• _Task goal_
Copy out all of the data below with no alterations.
━━━ Data shown ━━━
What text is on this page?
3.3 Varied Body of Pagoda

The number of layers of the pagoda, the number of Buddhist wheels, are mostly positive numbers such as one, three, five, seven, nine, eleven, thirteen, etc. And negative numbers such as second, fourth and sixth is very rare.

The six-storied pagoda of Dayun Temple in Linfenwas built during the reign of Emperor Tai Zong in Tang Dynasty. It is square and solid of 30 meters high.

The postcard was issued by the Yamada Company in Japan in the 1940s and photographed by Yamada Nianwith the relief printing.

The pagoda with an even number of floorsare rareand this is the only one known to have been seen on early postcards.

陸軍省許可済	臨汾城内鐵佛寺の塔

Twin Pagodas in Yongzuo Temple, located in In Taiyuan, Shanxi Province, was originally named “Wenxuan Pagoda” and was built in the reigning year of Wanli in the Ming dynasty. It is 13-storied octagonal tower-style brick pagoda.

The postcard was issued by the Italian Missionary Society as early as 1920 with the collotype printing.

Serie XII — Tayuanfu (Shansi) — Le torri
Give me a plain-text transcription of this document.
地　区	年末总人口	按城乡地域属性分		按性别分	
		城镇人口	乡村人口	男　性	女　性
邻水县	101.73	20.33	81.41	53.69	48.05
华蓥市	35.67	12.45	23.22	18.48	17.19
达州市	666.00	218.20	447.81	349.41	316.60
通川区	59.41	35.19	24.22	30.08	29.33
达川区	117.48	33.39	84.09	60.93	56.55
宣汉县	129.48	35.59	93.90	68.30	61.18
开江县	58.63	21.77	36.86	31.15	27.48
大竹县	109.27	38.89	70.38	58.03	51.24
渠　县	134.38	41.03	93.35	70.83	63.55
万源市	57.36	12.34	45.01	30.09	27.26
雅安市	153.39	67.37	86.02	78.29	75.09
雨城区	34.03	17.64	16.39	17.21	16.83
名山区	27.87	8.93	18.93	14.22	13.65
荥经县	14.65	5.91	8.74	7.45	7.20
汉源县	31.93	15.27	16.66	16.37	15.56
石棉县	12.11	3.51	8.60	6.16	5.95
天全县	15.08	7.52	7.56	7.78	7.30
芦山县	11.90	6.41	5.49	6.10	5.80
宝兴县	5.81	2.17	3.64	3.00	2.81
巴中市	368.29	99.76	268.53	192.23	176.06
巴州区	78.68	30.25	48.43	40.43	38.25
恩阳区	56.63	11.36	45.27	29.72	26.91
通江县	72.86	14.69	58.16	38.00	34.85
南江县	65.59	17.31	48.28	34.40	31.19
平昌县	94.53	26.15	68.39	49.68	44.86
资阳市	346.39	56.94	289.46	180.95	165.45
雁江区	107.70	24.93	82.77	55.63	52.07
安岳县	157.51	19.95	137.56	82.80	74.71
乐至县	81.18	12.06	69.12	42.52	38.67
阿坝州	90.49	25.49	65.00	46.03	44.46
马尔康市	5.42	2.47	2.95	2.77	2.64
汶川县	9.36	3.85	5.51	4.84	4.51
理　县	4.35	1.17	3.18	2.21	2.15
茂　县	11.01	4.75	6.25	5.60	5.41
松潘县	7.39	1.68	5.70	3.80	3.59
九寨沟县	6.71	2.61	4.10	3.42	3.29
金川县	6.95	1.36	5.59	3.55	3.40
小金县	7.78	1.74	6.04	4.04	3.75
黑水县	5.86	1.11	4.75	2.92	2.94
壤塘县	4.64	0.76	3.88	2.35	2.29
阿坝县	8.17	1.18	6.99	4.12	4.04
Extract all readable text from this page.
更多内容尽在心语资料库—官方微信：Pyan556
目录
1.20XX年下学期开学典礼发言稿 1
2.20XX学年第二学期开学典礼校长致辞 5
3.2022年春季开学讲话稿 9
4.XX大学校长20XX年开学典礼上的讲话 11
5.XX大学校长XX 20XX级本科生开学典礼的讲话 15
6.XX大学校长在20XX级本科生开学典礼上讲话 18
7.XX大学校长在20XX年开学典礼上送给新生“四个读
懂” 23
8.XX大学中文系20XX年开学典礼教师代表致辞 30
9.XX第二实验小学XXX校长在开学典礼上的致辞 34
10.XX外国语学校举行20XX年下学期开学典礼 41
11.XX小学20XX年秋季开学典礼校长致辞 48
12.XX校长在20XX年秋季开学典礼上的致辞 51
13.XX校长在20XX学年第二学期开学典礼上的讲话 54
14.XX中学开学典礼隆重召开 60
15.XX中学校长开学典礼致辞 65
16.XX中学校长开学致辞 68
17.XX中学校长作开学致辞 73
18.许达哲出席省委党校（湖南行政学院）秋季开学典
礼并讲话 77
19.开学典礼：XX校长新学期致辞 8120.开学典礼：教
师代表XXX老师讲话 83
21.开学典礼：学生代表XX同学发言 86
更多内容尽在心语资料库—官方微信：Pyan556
━━━
• _Expected answer_
What text is on this page?
3.3 Varied Body of Pagoda

The number of layers of the pagoda, the number of Buddhist wheels, are mostly positive numbers such as one, three, five, seven, nine, eleven, thirteen, etc. And negative numbers such as second, fourth and sixth is very rare.

The six-storied pagoda of Dayun Temple in Linfenwas built during the reign of Emperor Tai Zong in Tang Dynasty. It is square and solid of 30 meters high.

The postcard was issued by the Yamada Company in Japan in the 1940s and photographed by Yamada Nianwith the relief printing.

The pagoda with an even number of floorsare rareand this is the only one known to have been seen on early postcards.

陸軍省許可済	臨汾城内鐵佛寺の塔

Twin Pagodas in Yongzuo Temple, located in In Taiyuan, Shanxi Province, was originally named “Wenxuan Pagoda” and was built in the reigning year of Wanli in the Ming dynasty. It is 13-storied octagonal tower-style brick pagoda.

The postcard was issued by the Italian Missionary Society as early as 1920 with the collotype printing.

Serie XII — Tayuanfu (Shansi) — Le torri
Give me a plain-text transcription of this document.
地　区	年末总人口	按城乡地域属性分		按性别分	
		城镇人口	乡村人口	男　性	女　性
邻水县	101.73	20.33	81.41	53.69	48.05
华蓥市	35.67	12.45	23.22	18.48	17.19
达州市	666.00	218.20	447.81	349.41	316.60
通川区	59.41	35.19	24.22	30.08	29.33
达川区	117.48	33.39	84.09	60.93	56.55
宣汉县	129.48	35.59	93.90	68.30	61.18
开江县	58.63	21.77	36.86	31.15	27.48
大竹县	109.27	38.89	70.38	58.03	51.24
渠　县	134.38	41.03	93.35	70.83	63.55
万源市	57.36	12.34	45.01	30.09	27.26
雅安市	153.39	67.37	86.02	78.29	75.09
雨城区	34.03	17.64	16.39	17.21	16.83
名山区	27.87	8.93	18.93	14.22	13.65
荥经县	14.65	5.91	8.74	7.45	7.20
汉源县	31.93	15.27	16.66	16.37	15.56
石棉县	12.11	3.51	8.60	6.16	5.95
天全县	15.08	7.52	7.56	7.78	7.30
芦山县	11.90	6.41	5.49	6.10	5.80
宝兴县	5.81	2.17	3.64	3.00	2.81
巴中市	368.29	99.76	268.53	192.23	176.06
巴州区	78.68	30.25	48.43	40.43	38.25
恩阳区	56.63	11.36	45.27	29.72	26.91
通江县	72.86	14.69	58.16	38.00	34.85
南江县	65.59	17.31	48.28	34.40	31.19
平昌县	94.53	26.15	68.39	49.68	44.86
资阳市	346.39	56.94	289.46	180.95	165.45
雁江区	107.70	24.93	82.77	55.63	52.07
安岳县	157.51	19.95	137.56	82.80	74.71
乐至县	81.18	12.06	69.12	42.52	38.67
阿坝州	90.49	25.49	65.00	46.03	44.46
马尔康市	5.42	2.47	2.95	2.77	2.64
汶川县	9.36	3.85	5.51	4.84	4.51
理　县	4.35	1.17	3.18	2.21	2.15
茂　县	11.01	4.75	6.25	5.60	5.41
松潘县	7.39	1.68	5.70	3.80	3.59
九寨沟县	6.71	2.61	4.10	3.42	3.29
金川县	6.95	1.36	5.59	3.55	3.40
小金县	7.78	1.74	6.04	4.04	3.75
黑水县	5.86	1.11	4.75	2.92	2.94
壤塘县	4.64	0.76	3.88	2.35	2.29
阿坝县	8.17	1.18	6.99	4.12	4.04
Extract all readable text from this page.
更多内容尽在心语资料库—官方微信：Pyan556
目录
1.20XX年下学期开学典礼发言稿 1
2.20XX学年第二学期开学典礼校长致辞 5
3.2022年春季开学讲话稿 9
4.XX大学校长20XX年开学典礼上的讲话 11
5.XX大学校长XX 20XX级本科生开学典礼的讲话 15
6.XX大学校长在20XX级本科生开学典礼上讲话 18
7.XX大学校长在20XX年开学典礼上送给新生“四个读
懂” 23
8.XX大学中文系20XX年开学典礼教师代表致辞 30
9.XX第二实验小学XXX校长在开学典礼上的致辞 34
10.XX外国语学校举行20XX年下学期开学典礼 41
11.XX小学20XX年秋季开学典礼校长致辞 48
12.XX校长在20XX年秋季开学典礼上的致辞 51
13.XX校长在20XX学年第二学期开学典礼上的讲话 54
14.XX中学开学典礼隆重召开 60
15.XX中学校长开学典礼致辞 65
16.XX中学校长开学致辞 68
17.XX中学校长作开学致辞 73
18.许达哲出席省委党校（湖南行政学院）秋季开学典
礼并讲话 77
19.开学典礼：XX校长新学期致辞 8120.开学典礼：教
师代表XXX老师讲话 83
21.开学典礼：学生代表XX同学发言 86
更多内容尽在心语资料库—官方微信：Pyan556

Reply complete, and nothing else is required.